TASK TO CARRY OUT
Omit every picture while repeating the entries exactly.

AVAILABLE RECORDS
************
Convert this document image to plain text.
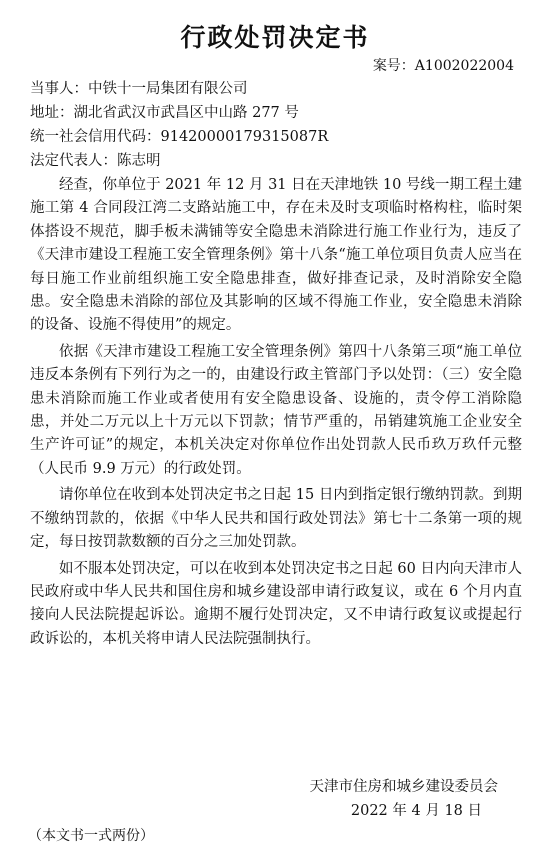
行政处罚决定书
案号：A1002022004
当事人：中铁十一局集团有限公司
地址：湖北省武汉市武昌区中山路 277 号
统一社会信用代码：91420000179315087R
法定代表人：陈志明

经查，你单位于 2021 年 12 月 31 日在天津地铁 10 号线一期工程土建施工第 4 合同段江湾二支路站施工中，存在未及时支项临时格构柱，临时架体搭设不规范，脚手板未满铺等安全隐患未消除进行施工作业行为，违反了《天津市建设工程施工安全管理条例》第十八条“施工单位项目负责人应当在每日施工作业前组织施工安全隐患排查，做好排查记录，及时消除安全隐患。安全隐患未消除的部位及其影响的区域不得施工作业，安全隐患未消除的设备、设施不得使用”的规定。

依据《天津市建设工程施工安全管理条例》第四十八条第三项“施工单位违反本条例有下列行为之一的，由建设行政主管部门予以处罚：（三）安全隐患未消除而施工作业或者使用有安全隐患设备、设施的，责令停工消除隐患，并处二万元以上十万元以下罚款；情节严重的，吊销建筑施工企业安全生产许可证”的规定，本机关决定对你单位作出处罚款人民币玖万玖仟元整（人民币 9.9 万元）的行政处罚。

请你单位在收到本处罚决定书之日起 15 日内到指定银行缴纳罚款。到期不缴纳罚款的，依据《中华人民共和国行政处罚法》第七十二条第一项的规定，每日按罚款数额的百分之三加处罚款。

如不服本处罚决定，可以在收到本处罚决定书之日起 60 日内向天津市人民政府或中华人民共和国住房和城乡建设部申请行政复议，或在 6 个月内直接向人民法院提起诉讼。逾期不履行处罚决定，又不申请行政复议或提起行政诉讼的，本机关将申请人民法院强制执行。

天津市住房和城乡建设委员会
2022 年 4 月 18 日
（本文书一式两份）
************
RESULT FOR THIS TASK
Convert this document image to plain text.
行政处罚决定书
案号：A1002022004
当事人：中铁十一局集团有限公司
地址：湖北省武汉市武昌区中山路 277 号
统一社会信用代码：91420000179315087R
法定代表人：陈志明

经查，你单位于 2021 年 12 月 31 日在天津地铁 10 号线一期工程土建施工第 4 合同段江湾二支路站施工中，存在未及时支项临时格构柱，临时架体搭设不规范，脚手板未满铺等安全隐患未消除进行施工作业行为，违反了《天津市建设工程施工安全管理条例》第十八条“施工单位项目负责人应当在每日施工作业前组织施工安全隐患排查，做好排查记录，及时消除安全隐患。安全隐患未消除的部位及其影响的区域不得施工作业，安全隐患未消除的设备、设施不得使用”的规定。

依据《天津市建设工程施工安全管理条例》第四十八条第三项“施工单位违反本条例有下列行为之一的，由建设行政主管部门予以处罚：（三）安全隐患未消除而施工作业或者使用有安全隐患设备、设施的，责令停工消除隐患，并处二万元以上十万元以下罚款；情节严重的，吊销建筑施工企业安全生产许可证”的规定，本机关决定对你单位作出处罚款人民币玖万玖仟元整（人民币 9.9 万元）的行政处罚。

请你单位在收到本处罚决定书之日起 15 日内到指定银行缴纳罚款。到期不缴纳罚款的，依据《中华人民共和国行政处罚法》第七十二条第一项的规定，每日按罚款数额的百分之三加处罚款。

如不服本处罚决定，可以在收到本处罚决定书之日起 60 日内向天津市人民政府或中华人民共和国住房和城乡建设部申请行政复议，或在 6 个月内直接向人民法院提起诉讼。逾期不履行处罚决定，又不申请行政复议或提起行政诉讼的，本机关将申请人民法院强制执行。

天津市住房和城乡建设委员会
2022 年 4 月 18 日
（本文书一式两份）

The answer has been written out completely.